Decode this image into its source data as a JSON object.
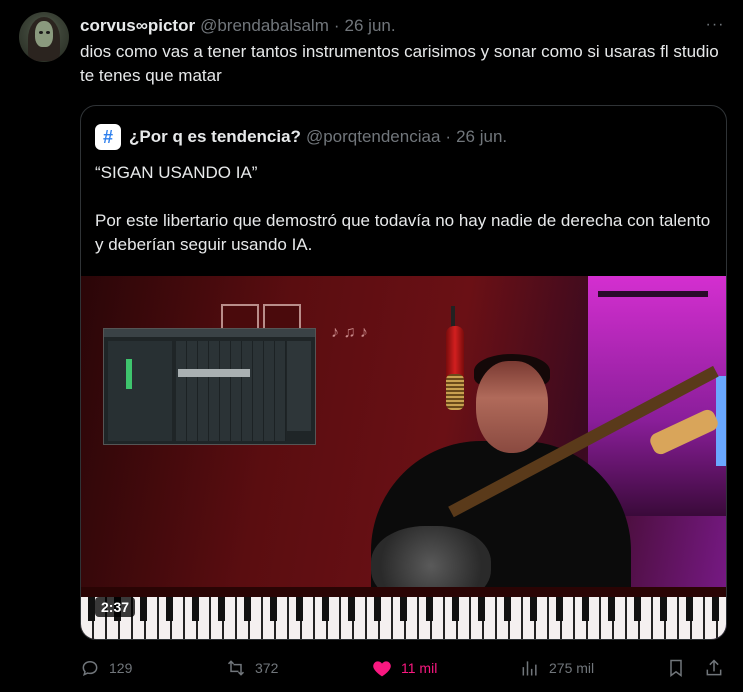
{
  "author": {
    "display_name": "corvus∞pictor",
    "handle": "@brendabalsalm",
    "separator": "·",
    "date": "26 jun."
  },
  "more_label": "···",
  "tweet_text": "dios como vas a tener tantos instrumentos carisimos y sonar como si usaras fl studio te tenes que matar",
  "quote": {
    "avatar_glyph": "#",
    "display_name": "¿Por q es tendencia?",
    "handle": "@porqtendenciaa",
    "separator": "·",
    "date": "26 jun.",
    "text": "“SIGAN USANDO IA”\n\nPor este libertario que demostró que todavía no hay nadie de derecha con talento y deberían seguir usando IA.",
    "video_duration": "2:37"
  },
  "actions": {
    "replies": "129",
    "retweets": "372",
    "likes": "11 mil",
    "views": "275 mil"
  },
  "icons": {
    "reply": "reply-icon",
    "retweet": "retweet-icon",
    "like": "heart-icon",
    "views": "views-icon",
    "bookmark": "bookmark-icon",
    "share": "share-icon"
  },
  "colors": {
    "background": "#000000",
    "text": "#e7e9ea",
    "muted": "#71767b",
    "like": "#f91880",
    "border": "#2f3336"
  }
}
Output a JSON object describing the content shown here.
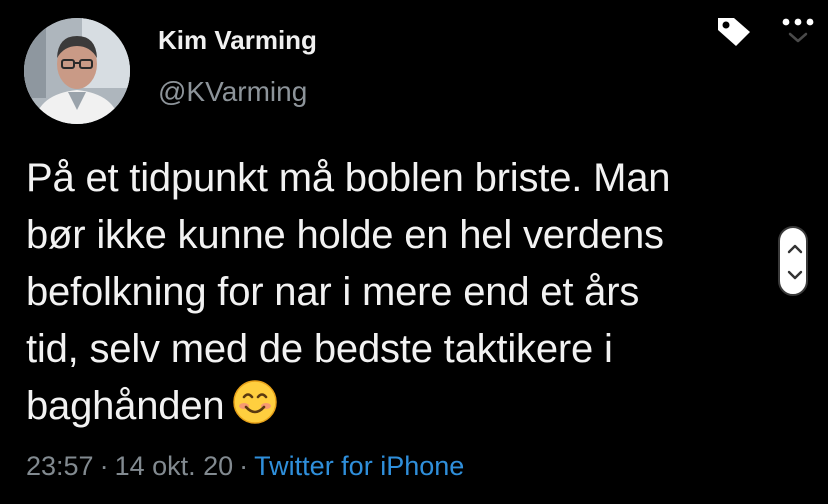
....
> _Written task_
Where does the word "object" appear? Return each line that holds it.

> _Answer below_
Decode this image into its source data as a JSON object.
Output a JSON object describing the content shown here.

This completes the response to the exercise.